■ Problem description
Check each line of the data below for the word "this", then extract the ones that have it.

(Saved entries)
§
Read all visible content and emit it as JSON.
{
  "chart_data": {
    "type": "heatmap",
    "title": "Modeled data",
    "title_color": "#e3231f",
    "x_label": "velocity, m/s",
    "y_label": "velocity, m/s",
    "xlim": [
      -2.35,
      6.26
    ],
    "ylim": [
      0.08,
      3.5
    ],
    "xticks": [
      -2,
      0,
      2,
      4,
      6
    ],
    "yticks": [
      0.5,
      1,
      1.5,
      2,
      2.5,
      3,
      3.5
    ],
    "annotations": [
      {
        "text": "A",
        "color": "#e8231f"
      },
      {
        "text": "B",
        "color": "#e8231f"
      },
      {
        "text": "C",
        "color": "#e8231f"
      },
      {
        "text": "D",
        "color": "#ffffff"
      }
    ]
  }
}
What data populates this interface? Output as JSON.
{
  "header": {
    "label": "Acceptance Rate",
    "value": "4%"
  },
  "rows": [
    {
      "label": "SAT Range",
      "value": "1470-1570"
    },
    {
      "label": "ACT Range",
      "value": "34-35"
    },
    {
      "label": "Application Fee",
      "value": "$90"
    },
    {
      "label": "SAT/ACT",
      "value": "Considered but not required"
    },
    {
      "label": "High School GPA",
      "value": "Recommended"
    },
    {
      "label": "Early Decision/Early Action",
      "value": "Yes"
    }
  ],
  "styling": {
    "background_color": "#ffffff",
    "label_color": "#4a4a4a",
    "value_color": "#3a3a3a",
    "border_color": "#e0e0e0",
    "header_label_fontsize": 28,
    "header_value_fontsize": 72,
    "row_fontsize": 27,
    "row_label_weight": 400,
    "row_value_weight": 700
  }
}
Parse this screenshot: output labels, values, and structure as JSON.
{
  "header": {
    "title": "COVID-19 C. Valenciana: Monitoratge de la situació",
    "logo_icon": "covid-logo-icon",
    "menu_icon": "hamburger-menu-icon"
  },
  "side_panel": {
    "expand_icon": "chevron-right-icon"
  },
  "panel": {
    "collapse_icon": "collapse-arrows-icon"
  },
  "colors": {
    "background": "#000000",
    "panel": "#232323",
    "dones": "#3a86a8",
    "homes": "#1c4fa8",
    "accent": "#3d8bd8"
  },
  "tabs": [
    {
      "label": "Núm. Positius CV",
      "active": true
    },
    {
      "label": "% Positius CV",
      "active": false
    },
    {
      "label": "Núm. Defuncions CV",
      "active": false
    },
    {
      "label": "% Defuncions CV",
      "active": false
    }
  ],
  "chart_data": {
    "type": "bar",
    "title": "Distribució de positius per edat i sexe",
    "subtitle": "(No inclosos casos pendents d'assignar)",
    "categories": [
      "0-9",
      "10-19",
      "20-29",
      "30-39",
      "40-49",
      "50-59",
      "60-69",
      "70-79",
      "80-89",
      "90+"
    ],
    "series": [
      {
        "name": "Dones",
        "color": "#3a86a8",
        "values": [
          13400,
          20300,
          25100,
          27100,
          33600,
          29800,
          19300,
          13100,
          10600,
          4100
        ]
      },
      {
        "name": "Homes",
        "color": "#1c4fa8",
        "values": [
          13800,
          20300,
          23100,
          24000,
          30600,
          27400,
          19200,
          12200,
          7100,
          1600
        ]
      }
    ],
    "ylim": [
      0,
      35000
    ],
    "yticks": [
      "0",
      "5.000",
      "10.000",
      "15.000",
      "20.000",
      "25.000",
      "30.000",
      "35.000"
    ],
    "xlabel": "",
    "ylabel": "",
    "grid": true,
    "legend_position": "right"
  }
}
§
■ Task answer
What data populates this interface? Output as JSON.
Parse this screenshot: output labels, values, and structure as JSON.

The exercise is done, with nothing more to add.